- STATED GOAL -
Return the records that follow unaltered. Omit every picture.

- INPUT ROWS -
++++++

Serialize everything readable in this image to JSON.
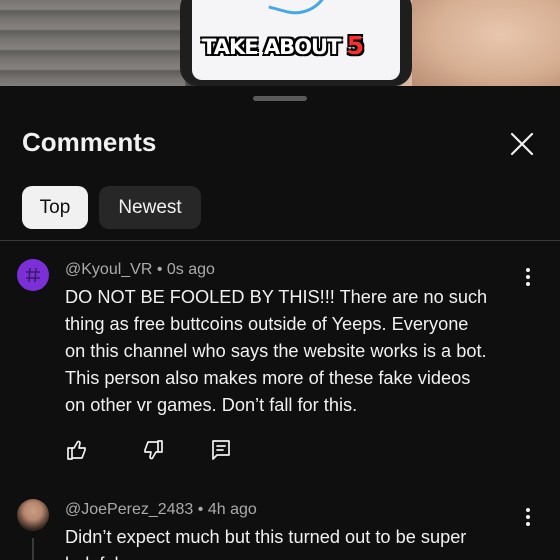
{
  "video": {
    "caption_main": "TAKE ABOUT",
    "caption_highlight": "5",
    "highlight_color": "#ff2d2d"
  },
  "panel": {
    "title": "Comments",
    "close_icon": "close-icon"
  },
  "sort_chips": [
    {
      "label": "Top",
      "selected": true
    },
    {
      "label": "Newest",
      "selected": false
    }
  ],
  "comments": [
    {
      "handle": "@Kyoul_VR",
      "age": "0s ago",
      "avatar_color": "#7b2fd6",
      "lines": [
        "DO NOT BE FOOLED BY THIS!!! There are no such",
        "thing as free buttcoins outside of Yeeps. Everyone",
        "on this channel who says the website works is a bot.",
        "This person also makes more of these fake videos",
        "on other vr games. Don’t fall for this."
      ],
      "actions": [
        "thumbs-up-icon",
        "thumbs-down-icon",
        "reply-icon"
      ]
    },
    {
      "handle": "@JoePerez_2483",
      "age": "4h ago",
      "lines": [
        "Didn’t expect much but this turned out to be super",
        "helpful"
      ]
    }
  ],
  "separator": "•",
  "colors": {
    "background": "#0f0f0f",
    "text": "#f1f1f1",
    "secondary_text": "#aaaaaa",
    "chip_bg": "#272727"
  }
}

++++++

- ANSWER BELOW -
Serialize everything readable in this image to JSON.
{
  "video": {
    "caption_main": "TAKE ABOUT",
    "caption_highlight": "5",
    "highlight_color": "#ff2d2d"
  },
  "panel": {
    "title": "Comments",
    "close_icon": "close-icon"
  },
  "sort_chips": [
    {
      "label": "Top",
      "selected": true
    },
    {
      "label": "Newest",
      "selected": false
    }
  ],
  "comments": [
    {
      "handle": "@Kyoul_VR",
      "age": "0s ago",
      "avatar_color": "#7b2fd6",
      "lines": [
        "DO NOT BE FOOLED BY THIS!!! There are no such",
        "thing as free buttcoins outside of Yeeps. Everyone",
        "on this channel who says the website works is a bot.",
        "This person also makes more of these fake videos",
        "on other vr games. Don’t fall for this."
      ],
      "actions": [
        "thumbs-up-icon",
        "thumbs-down-icon",
        "reply-icon"
      ]
    },
    {
      "handle": "@JoePerez_2483",
      "age": "4h ago",
      "lines": [
        "Didn’t expect much but this turned out to be super",
        "helpful"
      ]
    }
  ],
  "separator": "•",
  "colors": {
    "background": "#0f0f0f",
    "text": "#f1f1f1",
    "secondary_text": "#aaaaaa",
    "chip_bg": "#272727"
  }
}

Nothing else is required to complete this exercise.